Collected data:
▼▼▼

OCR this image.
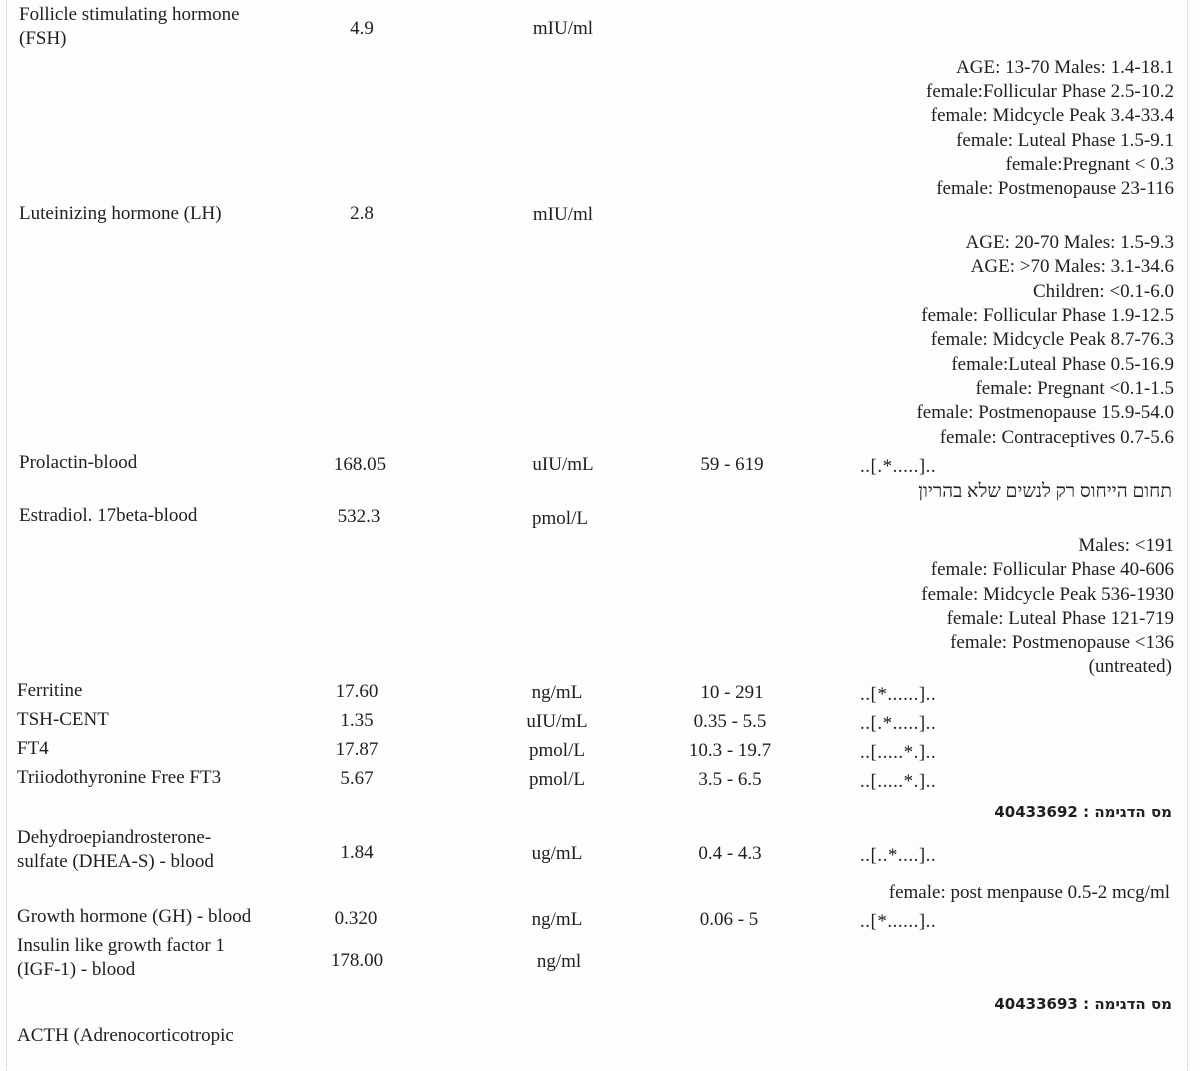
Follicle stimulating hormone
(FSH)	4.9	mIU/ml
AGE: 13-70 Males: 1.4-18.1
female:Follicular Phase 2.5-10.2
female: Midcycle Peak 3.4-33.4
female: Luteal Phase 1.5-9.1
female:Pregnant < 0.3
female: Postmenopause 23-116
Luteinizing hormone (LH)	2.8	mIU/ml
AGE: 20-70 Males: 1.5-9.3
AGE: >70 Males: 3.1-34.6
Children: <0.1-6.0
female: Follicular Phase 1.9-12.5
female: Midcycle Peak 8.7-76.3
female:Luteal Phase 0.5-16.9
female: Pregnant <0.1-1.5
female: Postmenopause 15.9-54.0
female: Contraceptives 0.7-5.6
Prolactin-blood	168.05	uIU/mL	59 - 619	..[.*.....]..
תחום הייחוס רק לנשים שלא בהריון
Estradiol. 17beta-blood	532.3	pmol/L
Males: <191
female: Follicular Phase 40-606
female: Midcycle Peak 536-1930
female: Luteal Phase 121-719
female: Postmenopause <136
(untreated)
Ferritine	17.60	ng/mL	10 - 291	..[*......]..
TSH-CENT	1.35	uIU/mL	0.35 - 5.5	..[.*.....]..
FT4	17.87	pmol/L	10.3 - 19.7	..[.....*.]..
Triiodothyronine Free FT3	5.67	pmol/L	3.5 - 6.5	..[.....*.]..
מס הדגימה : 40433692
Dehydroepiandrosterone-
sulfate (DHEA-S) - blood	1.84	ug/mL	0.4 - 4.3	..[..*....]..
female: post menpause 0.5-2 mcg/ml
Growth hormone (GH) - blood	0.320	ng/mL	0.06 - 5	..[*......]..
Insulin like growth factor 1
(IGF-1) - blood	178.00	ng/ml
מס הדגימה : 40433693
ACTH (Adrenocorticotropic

▲▲▲
▼▼▼

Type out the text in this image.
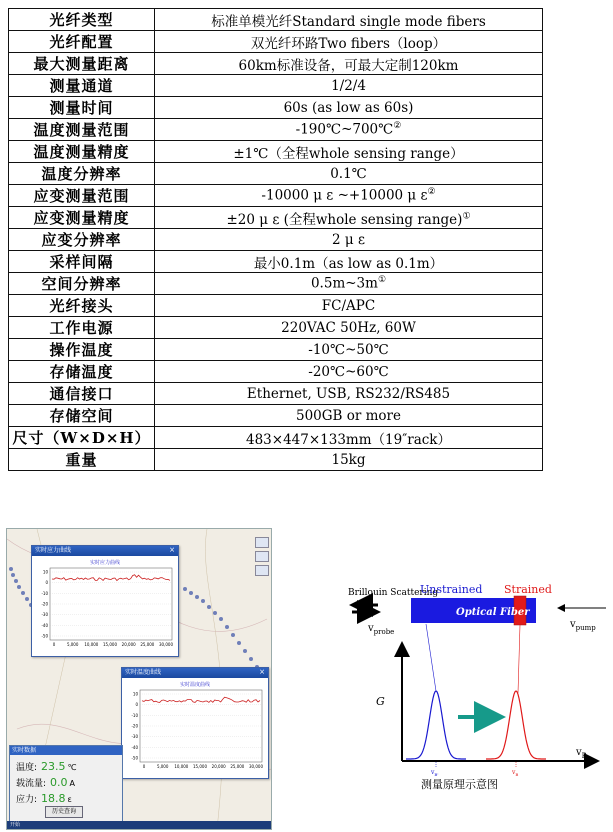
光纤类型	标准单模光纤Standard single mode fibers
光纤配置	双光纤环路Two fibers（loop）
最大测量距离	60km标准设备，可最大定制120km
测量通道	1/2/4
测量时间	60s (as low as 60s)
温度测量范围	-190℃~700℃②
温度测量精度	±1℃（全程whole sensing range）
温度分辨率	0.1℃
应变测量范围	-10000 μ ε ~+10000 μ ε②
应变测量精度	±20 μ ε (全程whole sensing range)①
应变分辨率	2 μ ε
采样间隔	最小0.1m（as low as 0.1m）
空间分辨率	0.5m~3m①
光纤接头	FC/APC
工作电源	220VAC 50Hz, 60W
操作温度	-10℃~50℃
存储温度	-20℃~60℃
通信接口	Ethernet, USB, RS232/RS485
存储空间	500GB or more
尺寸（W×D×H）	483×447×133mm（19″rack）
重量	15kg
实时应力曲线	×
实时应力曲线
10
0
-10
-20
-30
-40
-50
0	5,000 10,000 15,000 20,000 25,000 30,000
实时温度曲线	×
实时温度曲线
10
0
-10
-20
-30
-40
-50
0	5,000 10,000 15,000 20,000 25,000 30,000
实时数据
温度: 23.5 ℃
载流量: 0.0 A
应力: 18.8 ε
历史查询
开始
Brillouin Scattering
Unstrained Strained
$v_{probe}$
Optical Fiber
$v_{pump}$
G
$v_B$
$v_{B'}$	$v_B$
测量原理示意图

▲▲▲
▼▼▼

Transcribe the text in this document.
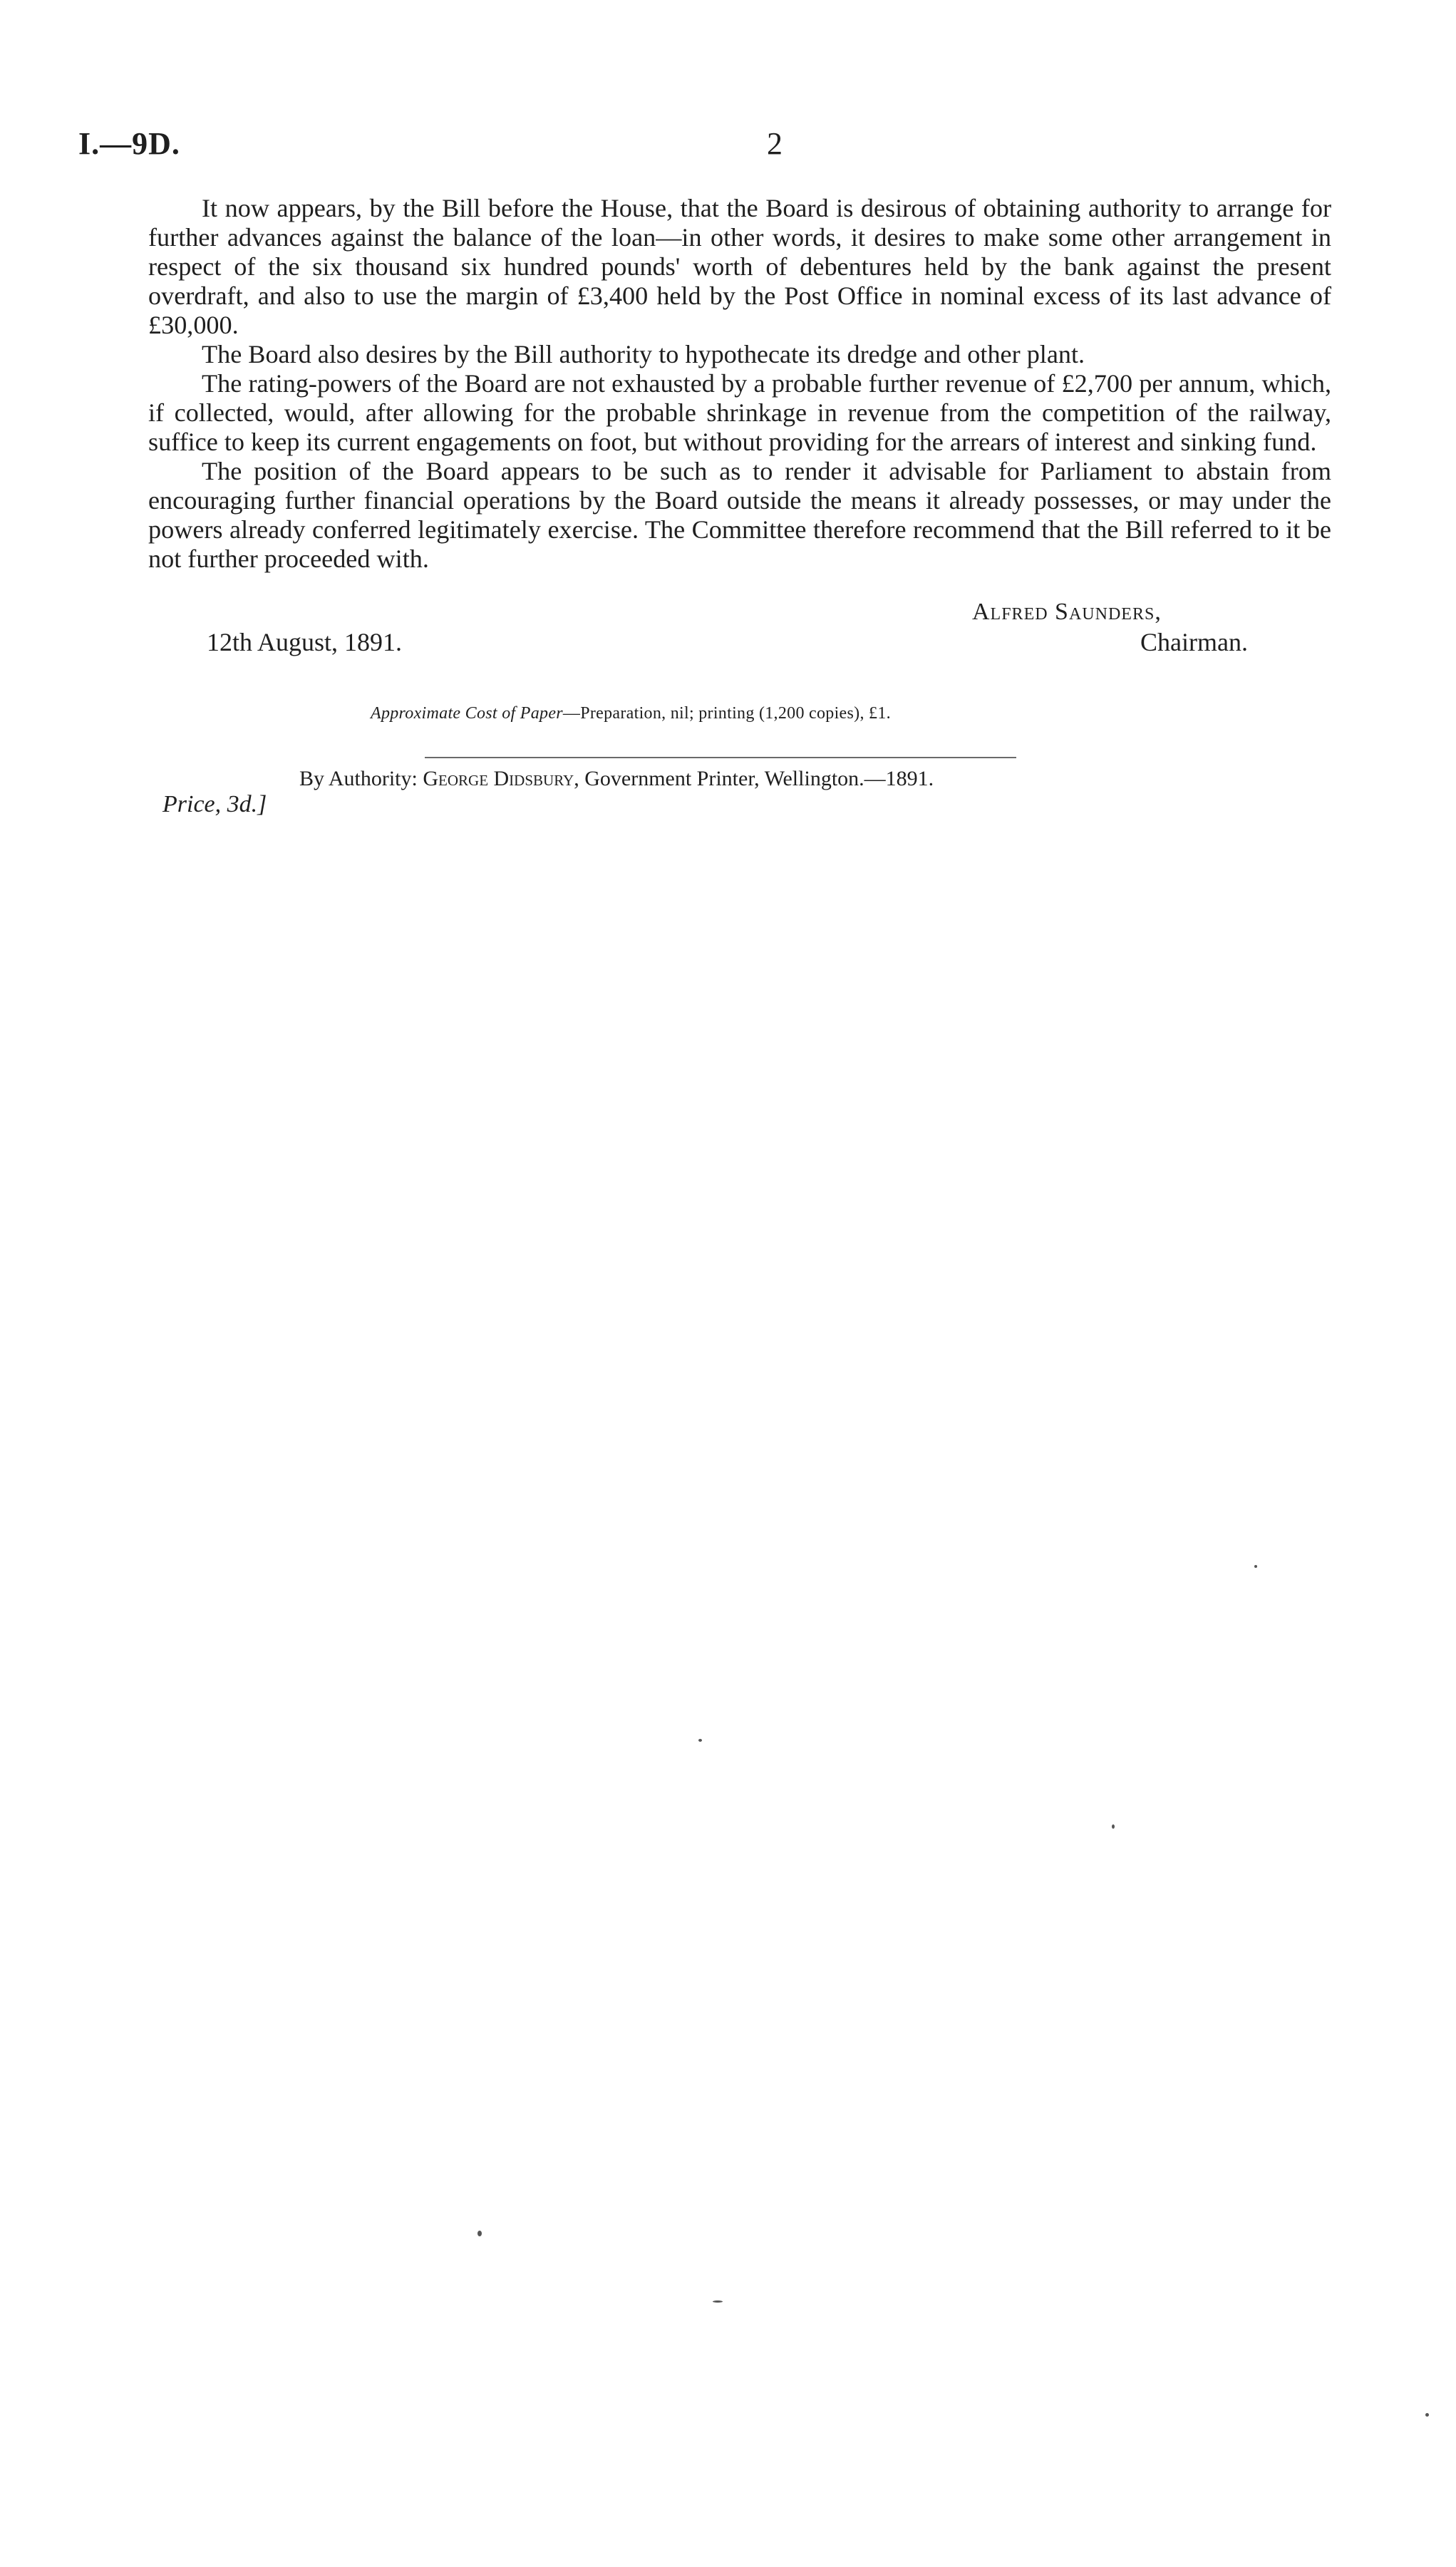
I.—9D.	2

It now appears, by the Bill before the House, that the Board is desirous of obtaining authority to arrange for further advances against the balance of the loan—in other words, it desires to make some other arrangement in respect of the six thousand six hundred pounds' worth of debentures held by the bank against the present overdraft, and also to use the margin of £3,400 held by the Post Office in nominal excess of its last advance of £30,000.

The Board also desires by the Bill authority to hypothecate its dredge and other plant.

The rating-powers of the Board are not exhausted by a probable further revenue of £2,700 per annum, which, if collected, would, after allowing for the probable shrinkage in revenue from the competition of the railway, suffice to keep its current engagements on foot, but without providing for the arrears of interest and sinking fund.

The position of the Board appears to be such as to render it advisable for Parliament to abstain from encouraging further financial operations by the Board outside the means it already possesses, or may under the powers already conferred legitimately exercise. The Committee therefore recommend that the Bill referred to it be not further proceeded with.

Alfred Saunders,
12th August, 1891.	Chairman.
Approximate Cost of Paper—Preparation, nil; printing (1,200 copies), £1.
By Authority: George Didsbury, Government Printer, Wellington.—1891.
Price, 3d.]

▲▲▲

> Objective
Go through the records and pull out each line that includes the word "desires".

> Solved exercise
It now appears, by the Bill before the House, that the Board is desirous of obtaining authority to arrange for further advances against the balance of the loan—in other words, it desires to make some other arrangement in respect of the six thousand six hundred pounds' worth of debentures held by the bank against the present overdraft, and also to use the margin of £3,400 held by the Post Office in nominal excess of its last advance of £30,000.
The Board also desires by the Bill authority to hypothecate its dredge and other plant.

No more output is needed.